[Collection entries]
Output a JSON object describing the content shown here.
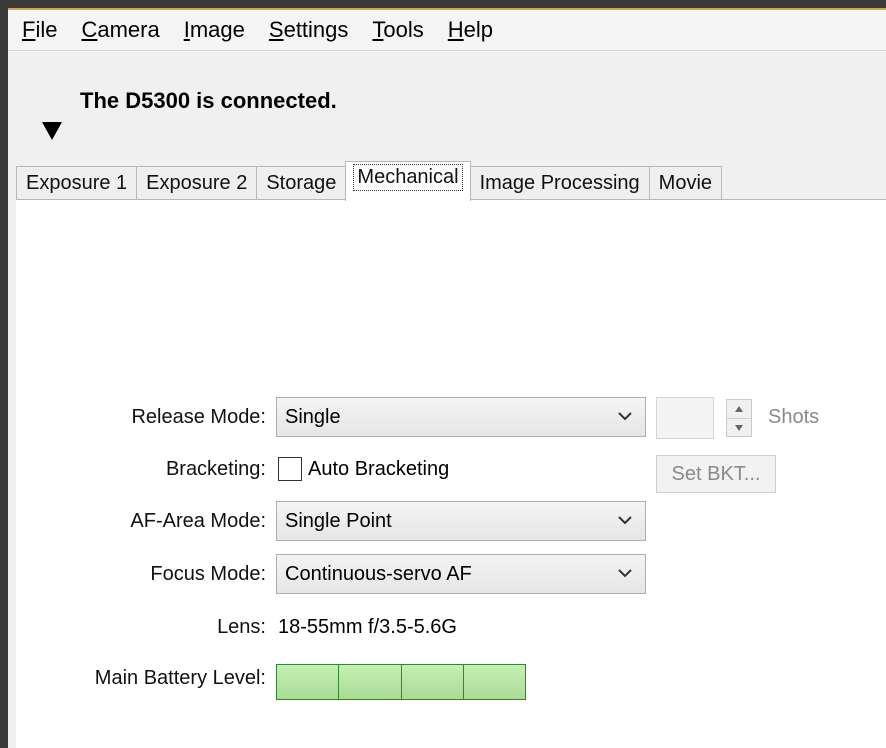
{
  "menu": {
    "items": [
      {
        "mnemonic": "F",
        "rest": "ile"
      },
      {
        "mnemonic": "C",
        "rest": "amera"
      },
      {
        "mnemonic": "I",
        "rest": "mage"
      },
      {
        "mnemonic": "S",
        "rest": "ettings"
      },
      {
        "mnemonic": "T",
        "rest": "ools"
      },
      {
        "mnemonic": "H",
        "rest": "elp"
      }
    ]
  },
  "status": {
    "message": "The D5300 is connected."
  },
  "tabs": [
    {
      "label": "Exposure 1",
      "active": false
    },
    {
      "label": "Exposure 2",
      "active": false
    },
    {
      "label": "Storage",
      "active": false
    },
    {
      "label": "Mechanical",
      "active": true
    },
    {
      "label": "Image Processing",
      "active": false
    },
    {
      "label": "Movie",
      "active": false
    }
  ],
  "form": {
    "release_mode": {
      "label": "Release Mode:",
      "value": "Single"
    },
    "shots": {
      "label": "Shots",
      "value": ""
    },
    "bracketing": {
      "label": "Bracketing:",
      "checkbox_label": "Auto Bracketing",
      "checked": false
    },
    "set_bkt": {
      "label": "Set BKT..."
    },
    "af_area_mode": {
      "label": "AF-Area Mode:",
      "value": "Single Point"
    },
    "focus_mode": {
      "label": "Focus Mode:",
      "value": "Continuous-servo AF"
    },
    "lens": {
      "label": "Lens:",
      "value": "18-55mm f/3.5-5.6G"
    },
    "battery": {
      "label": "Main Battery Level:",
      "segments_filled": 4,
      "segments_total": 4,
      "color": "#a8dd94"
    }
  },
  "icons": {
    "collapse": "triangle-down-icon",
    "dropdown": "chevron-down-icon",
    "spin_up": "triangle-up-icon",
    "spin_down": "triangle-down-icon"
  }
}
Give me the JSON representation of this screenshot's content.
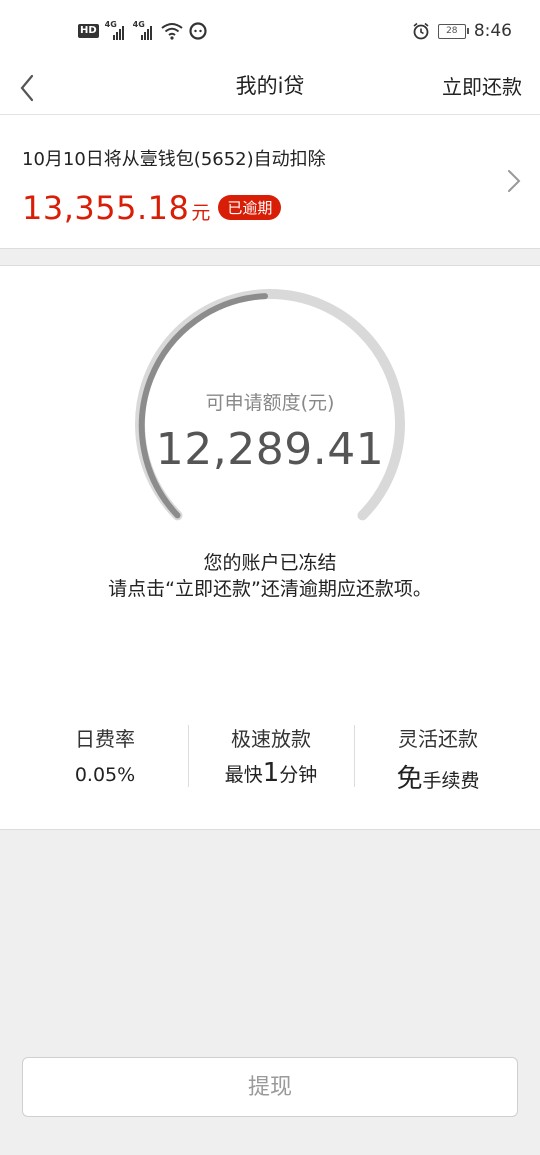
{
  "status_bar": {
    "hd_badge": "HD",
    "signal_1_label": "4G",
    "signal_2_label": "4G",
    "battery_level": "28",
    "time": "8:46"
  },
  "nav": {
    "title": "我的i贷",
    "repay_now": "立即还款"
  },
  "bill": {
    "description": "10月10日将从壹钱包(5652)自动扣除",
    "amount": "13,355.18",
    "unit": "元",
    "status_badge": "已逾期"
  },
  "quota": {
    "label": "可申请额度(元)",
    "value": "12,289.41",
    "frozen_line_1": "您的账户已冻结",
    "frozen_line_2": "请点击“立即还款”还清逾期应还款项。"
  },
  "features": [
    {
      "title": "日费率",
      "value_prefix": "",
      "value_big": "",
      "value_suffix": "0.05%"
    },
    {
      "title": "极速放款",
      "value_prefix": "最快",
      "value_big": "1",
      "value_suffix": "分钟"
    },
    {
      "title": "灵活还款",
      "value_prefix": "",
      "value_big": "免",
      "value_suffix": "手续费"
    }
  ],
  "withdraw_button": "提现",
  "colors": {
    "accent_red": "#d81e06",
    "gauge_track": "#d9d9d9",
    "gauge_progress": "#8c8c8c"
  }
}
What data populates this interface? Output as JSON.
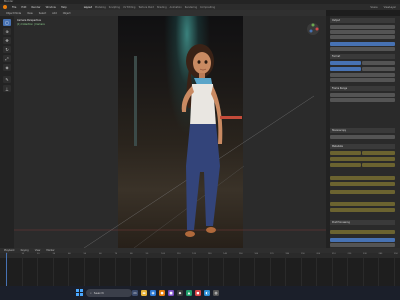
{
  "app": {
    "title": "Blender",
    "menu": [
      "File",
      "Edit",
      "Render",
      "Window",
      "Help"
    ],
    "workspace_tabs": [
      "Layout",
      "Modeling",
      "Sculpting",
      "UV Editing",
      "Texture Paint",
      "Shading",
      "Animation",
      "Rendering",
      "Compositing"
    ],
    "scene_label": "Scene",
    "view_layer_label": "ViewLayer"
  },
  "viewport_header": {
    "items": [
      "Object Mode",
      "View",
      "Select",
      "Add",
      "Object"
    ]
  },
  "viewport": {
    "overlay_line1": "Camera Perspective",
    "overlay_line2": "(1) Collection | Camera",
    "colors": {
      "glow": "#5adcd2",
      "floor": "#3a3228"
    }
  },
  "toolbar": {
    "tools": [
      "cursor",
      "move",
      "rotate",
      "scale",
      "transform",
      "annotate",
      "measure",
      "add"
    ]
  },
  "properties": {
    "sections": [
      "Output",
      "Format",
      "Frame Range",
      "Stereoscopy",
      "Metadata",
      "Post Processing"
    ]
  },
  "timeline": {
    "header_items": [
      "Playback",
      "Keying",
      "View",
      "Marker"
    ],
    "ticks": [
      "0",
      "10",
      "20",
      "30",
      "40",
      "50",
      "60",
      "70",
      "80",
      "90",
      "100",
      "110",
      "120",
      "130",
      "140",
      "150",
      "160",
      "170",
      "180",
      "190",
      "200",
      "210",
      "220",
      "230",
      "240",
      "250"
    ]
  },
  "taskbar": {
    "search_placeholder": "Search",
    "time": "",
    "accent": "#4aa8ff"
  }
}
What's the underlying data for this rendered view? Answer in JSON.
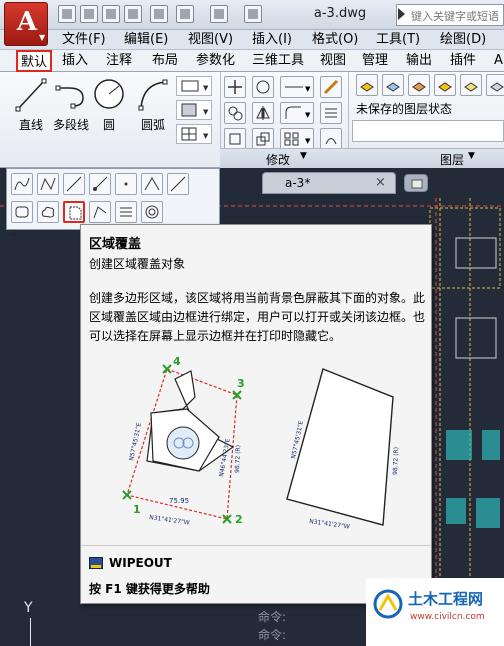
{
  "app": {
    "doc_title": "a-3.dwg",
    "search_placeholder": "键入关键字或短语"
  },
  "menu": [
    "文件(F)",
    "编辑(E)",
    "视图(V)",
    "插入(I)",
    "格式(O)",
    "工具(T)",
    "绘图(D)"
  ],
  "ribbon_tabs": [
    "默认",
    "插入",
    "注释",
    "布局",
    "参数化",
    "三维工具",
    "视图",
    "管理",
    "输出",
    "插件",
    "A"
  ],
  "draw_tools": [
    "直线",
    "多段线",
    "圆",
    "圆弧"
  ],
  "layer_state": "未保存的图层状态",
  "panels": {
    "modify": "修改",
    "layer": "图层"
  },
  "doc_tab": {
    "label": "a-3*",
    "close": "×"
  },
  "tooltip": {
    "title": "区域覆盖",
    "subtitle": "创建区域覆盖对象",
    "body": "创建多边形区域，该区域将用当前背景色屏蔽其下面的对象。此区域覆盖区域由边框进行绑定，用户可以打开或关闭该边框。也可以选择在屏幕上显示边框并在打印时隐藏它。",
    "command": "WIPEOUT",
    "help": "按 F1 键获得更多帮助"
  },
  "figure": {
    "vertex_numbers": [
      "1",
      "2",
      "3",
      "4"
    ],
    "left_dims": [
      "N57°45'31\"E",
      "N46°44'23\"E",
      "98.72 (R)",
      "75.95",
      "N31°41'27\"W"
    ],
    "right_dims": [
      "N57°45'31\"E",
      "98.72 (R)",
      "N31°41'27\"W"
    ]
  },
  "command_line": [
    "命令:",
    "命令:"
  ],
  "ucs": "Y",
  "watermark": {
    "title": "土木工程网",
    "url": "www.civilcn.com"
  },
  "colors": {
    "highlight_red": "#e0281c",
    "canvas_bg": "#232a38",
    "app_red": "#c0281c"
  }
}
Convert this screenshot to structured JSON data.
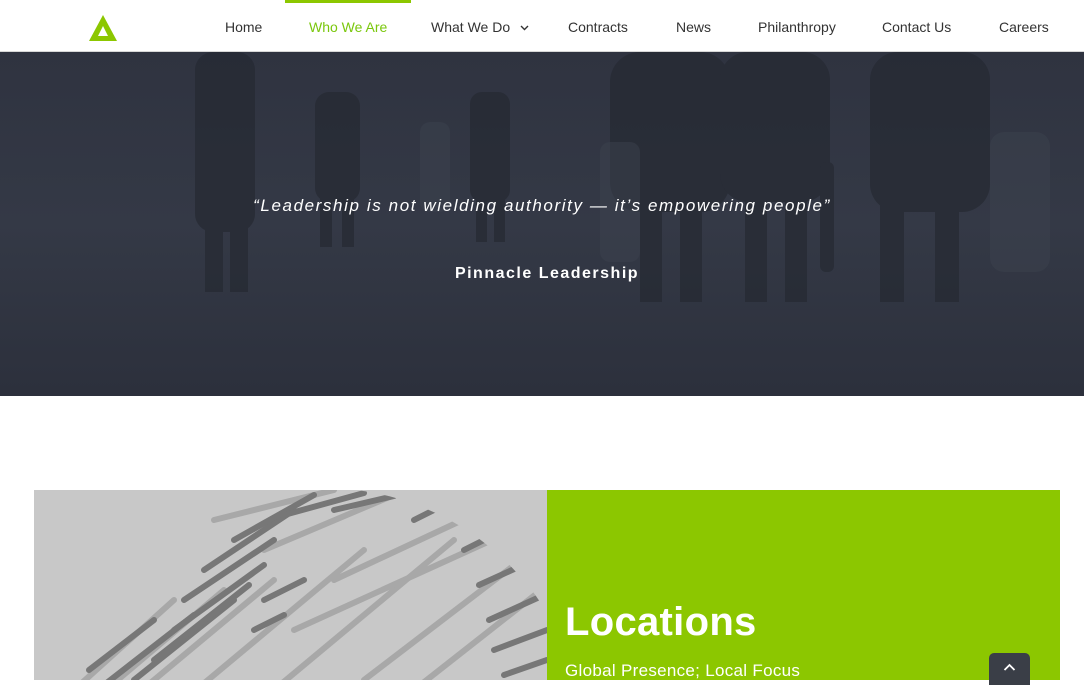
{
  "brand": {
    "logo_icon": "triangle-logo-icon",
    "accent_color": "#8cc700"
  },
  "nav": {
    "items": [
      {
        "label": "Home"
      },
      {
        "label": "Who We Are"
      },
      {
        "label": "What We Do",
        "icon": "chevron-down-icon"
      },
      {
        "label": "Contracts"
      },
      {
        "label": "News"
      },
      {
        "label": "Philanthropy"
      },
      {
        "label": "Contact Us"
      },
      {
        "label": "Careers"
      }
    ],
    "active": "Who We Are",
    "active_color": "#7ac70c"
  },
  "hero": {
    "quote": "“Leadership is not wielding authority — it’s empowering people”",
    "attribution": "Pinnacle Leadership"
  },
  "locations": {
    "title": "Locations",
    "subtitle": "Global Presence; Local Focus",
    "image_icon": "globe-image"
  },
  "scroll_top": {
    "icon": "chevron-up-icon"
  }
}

> _Goal_
Reproduce the material in its entirety and word for word, without the pictures.

> _Solution to this problem_
Output a JSON object describing the content shown here.
{
  "menu": {
    "items": [
      {
        "mnemonic": "F",
        "rest": "ile"
      },
      {
        "mnemonic": "C",
        "rest": "amera"
      },
      {
        "mnemonic": "I",
        "rest": "mage"
      },
      {
        "mnemonic": "S",
        "rest": "ettings"
      },
      {
        "mnemonic": "T",
        "rest": "ools"
      },
      {
        "mnemonic": "H",
        "rest": "elp"
      }
    ]
  },
  "status": {
    "message": "The D5300 is connected."
  },
  "tabs": [
    {
      "label": "Exposure 1",
      "active": false
    },
    {
      "label": "Exposure 2",
      "active": false
    },
    {
      "label": "Storage",
      "active": false
    },
    {
      "label": "Mechanical",
      "active": true
    },
    {
      "label": "Image Processing",
      "active": false
    },
    {
      "label": "Movie",
      "active": false
    }
  ],
  "form": {
    "release_mode": {
      "label": "Release Mode:",
      "value": "Single"
    },
    "shots": {
      "label": "Shots",
      "value": ""
    },
    "bracketing": {
      "label": "Bracketing:",
      "checkbox_label": "Auto Bracketing",
      "checked": false
    },
    "set_bkt": {
      "label": "Set BKT..."
    },
    "af_area_mode": {
      "label": "AF-Area Mode:",
      "value": "Single Point"
    },
    "focus_mode": {
      "label": "Focus Mode:",
      "value": "Continuous-servo AF"
    },
    "lens": {
      "label": "Lens:",
      "value": "18-55mm f/3.5-5.6G"
    },
    "battery": {
      "label": "Main Battery Level:",
      "segments_filled": 4,
      "segments_total": 4,
      "color": "#a8dd94"
    }
  },
  "icons": {
    "collapse": "triangle-down-icon",
    "dropdown": "chevron-down-icon",
    "spin_up": "triangle-up-icon",
    "spin_down": "triangle-down-icon"
  }
}
Give me the JSON representation of this screenshot's content.
{
  "status_bar": {
    "hd_badge": "HD",
    "signal_1_label": "4G",
    "signal_2_label": "4G",
    "battery_level": "28",
    "time": "8:46"
  },
  "nav": {
    "title": "我的i贷",
    "repay_now": "立即还款"
  },
  "bill": {
    "description": "10月10日将从壹钱包(5652)自动扣除",
    "amount": "13,355.18",
    "unit": "元",
    "status_badge": "已逾期"
  },
  "quota": {
    "label": "可申请额度(元)",
    "value": "12,289.41",
    "frozen_line_1": "您的账户已冻结",
    "frozen_line_2": "请点击“立即还款”还清逾期应还款项。"
  },
  "features": [
    {
      "title": "日费率",
      "value_prefix": "",
      "value_big": "",
      "value_suffix": "0.05%"
    },
    {
      "title": "极速放款",
      "value_prefix": "最快",
      "value_big": "1",
      "value_suffix": "分钟"
    },
    {
      "title": "灵活还款",
      "value_prefix": "",
      "value_big": "免",
      "value_suffix": "手续费"
    }
  ],
  "withdraw_button": "提现",
  "colors": {
    "accent_red": "#d81e06",
    "gauge_track": "#d9d9d9",
    "gauge_progress": "#8c8c8c"
  }
}
What data populates this interface? Output as JSON.
{
  "app": {
    "title": "Blender",
    "menu": [
      "File",
      "Edit",
      "Render",
      "Window",
      "Help"
    ],
    "workspace_tabs": [
      "Layout",
      "Modeling",
      "Sculpting",
      "UV Editing",
      "Texture Paint",
      "Shading",
      "Animation",
      "Rendering",
      "Compositing"
    ],
    "scene_label": "Scene",
    "view_layer_label": "ViewLayer"
  },
  "viewport_header": {
    "items": [
      "Object Mode",
      "View",
      "Select",
      "Add",
      "Object"
    ]
  },
  "viewport": {
    "overlay_line1": "Camera Perspective",
    "overlay_line2": "(1) Collection | Camera",
    "colors": {
      "glow": "#5adcd2",
      "floor": "#3a3228"
    }
  },
  "toolbar": {
    "tools": [
      "cursor",
      "move",
      "rotate",
      "scale",
      "transform",
      "annotate",
      "measure",
      "add"
    ]
  },
  "properties": {
    "sections": [
      "Output",
      "Format",
      "Frame Range",
      "Stereoscopy",
      "Metadata",
      "Post Processing"
    ]
  },
  "timeline": {
    "header_items": [
      "Playback",
      "Keying",
      "View",
      "Marker"
    ],
    "ticks": [
      "0",
      "10",
      "20",
      "30",
      "40",
      "50",
      "60",
      "70",
      "80",
      "90",
      "100",
      "110",
      "120",
      "130",
      "140",
      "150",
      "160",
      "170",
      "180",
      "190",
      "200",
      "210",
      "220",
      "230",
      "240",
      "250"
    ]
  },
  "taskbar": {
    "search_placeholder": "Search",
    "time": "",
    "accent": "#4aa8ff"
  }
}
What's the underlying data for this rendered view? Answer in JSON.
{
  "app": {
    "doc_title": "a-3.dwg",
    "search_placeholder": "键入关键字或短语"
  },
  "menu": [
    "文件(F)",
    "编辑(E)",
    "视图(V)",
    "插入(I)",
    "格式(O)",
    "工具(T)",
    "绘图(D)"
  ],
  "ribbon_tabs": [
    "默认",
    "插入",
    "注释",
    "布局",
    "参数化",
    "三维工具",
    "视图",
    "管理",
    "输出",
    "插件",
    "A"
  ],
  "draw_tools": [
    "直线",
    "多段线",
    "圆",
    "圆弧"
  ],
  "layer_state": "未保存的图层状态",
  "panels": {
    "modify": "修改",
    "layer": "图层"
  },
  "doc_tab": {
    "label": "a-3*",
    "close": "×"
  },
  "tooltip": {
    "title": "区域覆盖",
    "subtitle": "创建区域覆盖对象",
    "body": "创建多边形区域，该区域将用当前背景色屏蔽其下面的对象。此区域覆盖区域由边框进行绑定，用户可以打开或关闭该边框。也可以选择在屏幕上显示边框并在打印时隐藏它。",
    "command": "WIPEOUT",
    "help": "按 F1 键获得更多帮助"
  },
  "figure": {
    "vertex_numbers": [
      "1",
      "2",
      "3",
      "4"
    ],
    "left_dims": [
      "N57°45'31\"E",
      "N46°44'23\"E",
      "98.72 (R)",
      "75.95",
      "N31°41'27\"W"
    ],
    "right_dims": [
      "N57°45'31\"E",
      "98.72 (R)",
      "N31°41'27\"W"
    ]
  },
  "command_line": [
    "命令:",
    "命令:"
  ],
  "ucs": "Y",
  "watermark": {
    "title": "土木工程网",
    "url": "www.civilcn.com"
  },
  "colors": {
    "highlight_red": "#e0281c",
    "canvas_bg": "#232a38",
    "app_red": "#c0281c"
  }
}
Convert this screenshot to structured JSON data.
{
  "brand": {
    "logo_icon": "triangle-logo-icon",
    "accent_color": "#8cc700"
  },
  "nav": {
    "items": [
      {
        "label": "Home"
      },
      {
        "label": "Who We Are"
      },
      {
        "label": "What We Do",
        "icon": "chevron-down-icon"
      },
      {
        "label": "Contracts"
      },
      {
        "label": "News"
      },
      {
        "label": "Philanthropy"
      },
      {
        "label": "Contact Us"
      },
      {
        "label": "Careers"
      }
    ],
    "active": "Who We Are",
    "active_color": "#7ac70c"
  },
  "hero": {
    "quote": "“Leadership is not wielding authority — it’s empowering people”",
    "attribution": "Pinnacle Leadership"
  },
  "locations": {
    "title": "Locations",
    "subtitle": "Global Presence; Local Focus",
    "image_icon": "globe-image"
  },
  "scroll_top": {
    "icon": "chevron-up-icon"
  }
}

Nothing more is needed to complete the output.